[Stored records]
>>>

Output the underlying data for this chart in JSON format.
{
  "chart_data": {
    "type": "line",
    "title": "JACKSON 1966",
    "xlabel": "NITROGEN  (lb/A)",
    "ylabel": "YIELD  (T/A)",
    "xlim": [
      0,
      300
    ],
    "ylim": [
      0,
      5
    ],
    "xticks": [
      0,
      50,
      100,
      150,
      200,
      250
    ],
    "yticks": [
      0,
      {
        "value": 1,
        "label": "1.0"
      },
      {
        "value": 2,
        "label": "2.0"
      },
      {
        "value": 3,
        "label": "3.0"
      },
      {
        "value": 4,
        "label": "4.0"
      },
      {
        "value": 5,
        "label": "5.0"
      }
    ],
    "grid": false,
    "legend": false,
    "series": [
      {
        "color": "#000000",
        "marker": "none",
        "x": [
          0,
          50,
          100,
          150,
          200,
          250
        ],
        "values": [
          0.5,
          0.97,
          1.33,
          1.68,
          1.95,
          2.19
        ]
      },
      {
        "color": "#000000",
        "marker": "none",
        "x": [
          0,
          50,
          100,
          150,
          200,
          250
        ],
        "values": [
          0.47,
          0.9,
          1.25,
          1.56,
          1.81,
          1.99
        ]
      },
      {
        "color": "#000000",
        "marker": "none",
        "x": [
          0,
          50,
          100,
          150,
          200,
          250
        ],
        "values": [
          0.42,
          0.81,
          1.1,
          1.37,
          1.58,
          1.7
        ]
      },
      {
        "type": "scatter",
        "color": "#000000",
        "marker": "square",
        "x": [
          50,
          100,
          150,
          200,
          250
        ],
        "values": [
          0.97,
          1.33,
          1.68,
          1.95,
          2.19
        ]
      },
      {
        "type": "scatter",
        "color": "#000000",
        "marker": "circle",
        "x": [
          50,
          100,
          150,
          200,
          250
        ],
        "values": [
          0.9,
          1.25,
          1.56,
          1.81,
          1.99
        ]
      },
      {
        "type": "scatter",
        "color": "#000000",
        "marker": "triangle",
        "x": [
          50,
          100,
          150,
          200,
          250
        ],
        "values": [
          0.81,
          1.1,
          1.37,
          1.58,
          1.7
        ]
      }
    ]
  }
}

<<<

_GOAL_
Write out the full listing, keeping every line exactly as it is.

_EXERCISE ANSWER_
Output the underlying data for this chart in JSON format.
{
  "chart_data": {
    "type": "line",
    "title": "JACKSON 1966",
    "xlabel": "NITROGEN  (lb/A)",
    "ylabel": "YIELD  (T/A)",
    "xlim": [
      0,
      300
    ],
    "ylim": [
      0,
      5
    ],
    "xticks": [
      0,
      50,
      100,
      150,
      200,
      250
    ],
    "yticks": [
      0,
      {
        "value": 1,
        "label": "1.0"
      },
      {
        "value": 2,
        "label": "2.0"
      },
      {
        "value": 3,
        "label": "3.0"
      },
      {
        "value": 4,
        "label": "4.0"
      },
      {
        "value": 5,
        "label": "5.0"
      }
    ],
    "grid": false,
    "legend": false,
    "series": [
      {
        "color": "#000000",
        "marker": "none",
        "x": [
          0,
          50,
          100,
          150,
          200,
          250
        ],
        "values": [
          0.5,
          0.97,
          1.33,
          1.68,
          1.95,
          2.19
        ]
      },
      {
        "color": "#000000",
        "marker": "none",
        "x": [
          0,
          50,
          100,
          150,
          200,
          250
        ],
        "values": [
          0.47,
          0.9,
          1.25,
          1.56,
          1.81,
          1.99
        ]
      },
      {
        "color": "#000000",
        "marker": "none",
        "x": [
          0,
          50,
          100,
          150,
          200,
          250
        ],
        "values": [
          0.42,
          0.81,
          1.1,
          1.37,
          1.58,
          1.7
        ]
      },
      {
        "type": "scatter",
        "color": "#000000",
        "marker": "square",
        "x": [
          50,
          100,
          150,
          200,
          250
        ],
        "values": [
          0.97,
          1.33,
          1.68,
          1.95,
          2.19
        ]
      },
      {
        "type": "scatter",
        "color": "#000000",
        "marker": "circle",
        "x": [
          50,
          100,
          150,
          200,
          250
        ],
        "values": [
          0.9,
          1.25,
          1.56,
          1.81,
          1.99
        ]
      },
      {
        "type": "scatter",
        "color": "#000000",
        "marker": "triangle",
        "x": [
          50,
          100,
          150,
          200,
          250
        ],
        "values": [
          0.81,
          1.1,
          1.37,
          1.58,
          1.7
        ]
      }
    ]
  }
}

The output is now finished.